▶ _Stated task_
Convert every line of the material below into a Markdown table with the columns "Number" and "Record line," numbering the rows and omitting blank lines. Leave the pictures out of the table.

____ Provided entries

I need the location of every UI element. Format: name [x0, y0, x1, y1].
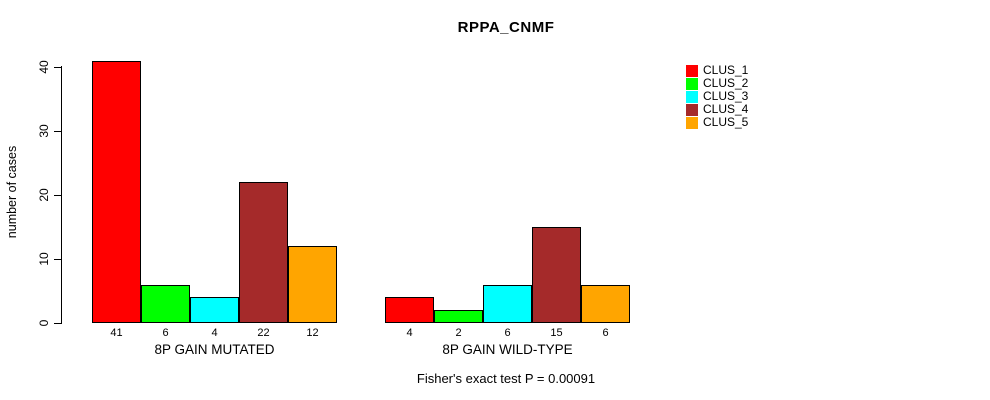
bar-clus_4	[239, 182, 288, 323]
bar-clus_4	[532, 227, 581, 323]
y-tick-label: 40	[37, 60, 51, 74]
footnote: Fisher's exact test P = 0.00091	[416, 371, 596, 386]
bar-clus_1	[385, 297, 434, 323]
bar-clus_5	[581, 285, 630, 323]
bar-clus_2	[141, 285, 190, 323]
y-tick-mark	[54, 323, 62, 324]
bar-clus_3	[483, 285, 532, 323]
legend-label: CLUS_5	[703, 115, 749, 129]
bar-clus_3	[190, 297, 239, 323]
y-tick-mark	[54, 131, 62, 132]
bar-clus_5	[288, 246, 337, 323]
bar-value-label: 2	[455, 327, 462, 339]
legend-item-clus_3: CLUS_3	[686, 90, 748, 103]
chart-title: RPPA_CNMF	[457, 19, 555, 36]
y-tick-mark	[54, 259, 62, 260]
y-tick-label: 30	[37, 124, 51, 138]
y-axis-line	[61, 66, 62, 323]
legend-item-clus_4: CLUS_4	[686, 103, 748, 116]
legend-swatch-icon	[686, 77, 698, 90]
bar-value-label: 15	[550, 327, 563, 339]
legend-swatch-icon	[686, 90, 698, 103]
bar-value-label: 6	[602, 327, 609, 339]
bar-clus_2	[434, 310, 483, 323]
bar-value-label: 12	[306, 327, 319, 339]
y-tick-mark	[54, 195, 62, 196]
legend-swatch-icon	[686, 64, 698, 77]
bar-value-label: 6	[504, 327, 511, 339]
legend-swatch-icon	[686, 103, 698, 116]
bar-value-label: 6	[162, 327, 169, 339]
y-tick-label: 0	[37, 319, 51, 327]
legend-item-clus_1: CLUS_1	[686, 64, 748, 77]
bar-value-label: 4	[211, 327, 218, 339]
legend-label: CLUS_2	[703, 76, 749, 90]
y-tick-mark	[54, 67, 62, 68]
category-label: 8P GAIN WILD-TYPE	[442, 342, 573, 357]
bar-value-label: 41	[110, 327, 123, 339]
legend-label: CLUS_1	[703, 63, 749, 77]
bar-clus_1	[92, 61, 141, 323]
legend-item-clus_2: CLUS_2	[686, 77, 748, 90]
legend-swatch-icon	[686, 116, 698, 129]
bar-value-label: 4	[406, 327, 413, 339]
bar-value-label: 22	[257, 327, 270, 339]
category-label: 8P GAIN MUTATED	[154, 342, 275, 357]
y-axis-title: number of cases	[5, 145, 19, 239]
legend-item-clus_5: CLUS_5	[686, 116, 748, 129]
legend-label: CLUS_4	[703, 102, 749, 116]
legend: CLUS_1 CLUS_2 CLUS_3 CLUS_4 CLUS_5	[686, 64, 748, 129]
y-tick-label: 10	[37, 252, 51, 266]
y-tick-label: 20	[37, 188, 51, 202]
legend-label: CLUS_3	[703, 89, 749, 103]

________

▶ _Written response_
| Number | Record line |
|---|---|
| 1 | I need the location of every UI element. Format: name [x0, y0, x1, y1]. |
| 2 | bar-clus_4	[239, 182, 288, 323] |
| 3 | bar-clus_4	[532, 227, 581, 323] |
| 4 | y-tick-label: 40	[37, 60, 51, 74] |
| 5 | footnote: Fisher's exact test P = 0.00091	[416, 371, 596, 386] |
| 6 | bar-clus_1	[385, 297, 434, 323] |
| 7 | bar-clus_5	[581, 285, 630, 323] |
| 8 | bar-clus_2	[141, 285, 190, 323] |
| 9 | y-tick-mark	[54, 323, 62, 324] |
| 10 | bar-clus_3	[483, 285, 532, 323] |
| 11 | legend-label: CLUS_5	[703, 115, 749, 129] |
| 12 | bar-clus_3	[190, 297, 239, 323] |
| 13 | y-tick-mark	[54, 131, 62, 132] |
| 14 | bar-clus_5	[288, 246, 337, 323] |
| 15 | bar-value-label: 2	[455, 327, 462, 339] |
| 16 | legend-item-clus_3: CLUS_3	[686, 90, 748, 103] |
| 17 | chart-title: RPPA_CNMF	[457, 19, 555, 36] |
| 18 | y-tick-mark	[54, 259, 62, 260] |
| 19 | y-tick-label: 30	[37, 124, 51, 138] |
| 20 | y-axis-line	[61, 66, 62, 323] |
| 21 | legend-item-clus_4: CLUS_4	[686, 103, 748, 116] |
| 22 | legend-swatch-icon	[686, 77, 698, 90] |
| 23 | bar-value-label: 15	[550, 327, 563, 339] |
| 24 | legend-swatch-icon	[686, 90, 698, 103] |
| 25 | bar-value-label: 6	[602, 327, 609, 339] |
| 26 | bar-clus_2	[434, 310, 483, 323] |
| 27 | bar-value-label: 12	[306, 327, 319, 339] |
| 28 | y-tick-mark	[54, 195, 62, 196] |
| 29 | legend-swatch-icon	[686, 64, 698, 77] |
| 30 | bar-value-label: 6	[504, 327, 511, 339] |
| 31 | legend-swatch-icon	[686, 103, 698, 116] |
| 32 | bar-value-label: 6	[162, 327, 169, 339] |
| 33 | y-tick-label: 0	[37, 319, 51, 327] |
| 34 | legend-item-clus_1: CLUS_1	[686, 64, 748, 77] |
| 35 | bar-value-label: 4	[211, 327, 218, 339] |
| 36 | legend-label: CLUS_2	[703, 76, 749, 90] |
| 37 | y-tick-mark	[54, 67, 62, 68] |
| 38 | category-label: 8P GAIN WILD-TYPE	[442, 342, 573, 357] |
| 39 | bar-value-label: 41	[110, 327, 123, 339] |
| 40 | legend-label: CLUS_1	[703, 63, 749, 77] |
| 41 | bar-clus_1	[92, 61, 141, 323] |
| 42 | legend-item-clus_2: CLUS_2	[686, 77, 748, 90] |
| 43 | legend-swatch-icon	[686, 116, 698, 129] |
| 44 | bar-value-label: 4	[406, 327, 413, 339] |
| 45 | bar-value-label: 22	[257, 327, 270, 339] |
| 46 | category-label: 8P GAIN MUTATED	[154, 342, 275, 357] |
| 47 | y-axis-title: number of cases	[5, 145, 19, 239] |
| 48 | legend-item-clus_5: CLUS_5	[686, 116, 748, 129] |
| 49 | legend-label: CLUS_4	[703, 102, 749, 116] |
| 50 | legend: CLUS_1 CLUS_2 CLUS_3 CLUS_4 CLUS_5	[686, 64, 748, 129] |
| 51 | y-tick-label: 10	[37, 252, 51, 266] |
| 52 | y-tick-label: 20	[37, 188, 51, 202] |
| 53 | legend-label: CLUS_3	[703, 89, 749, 103] |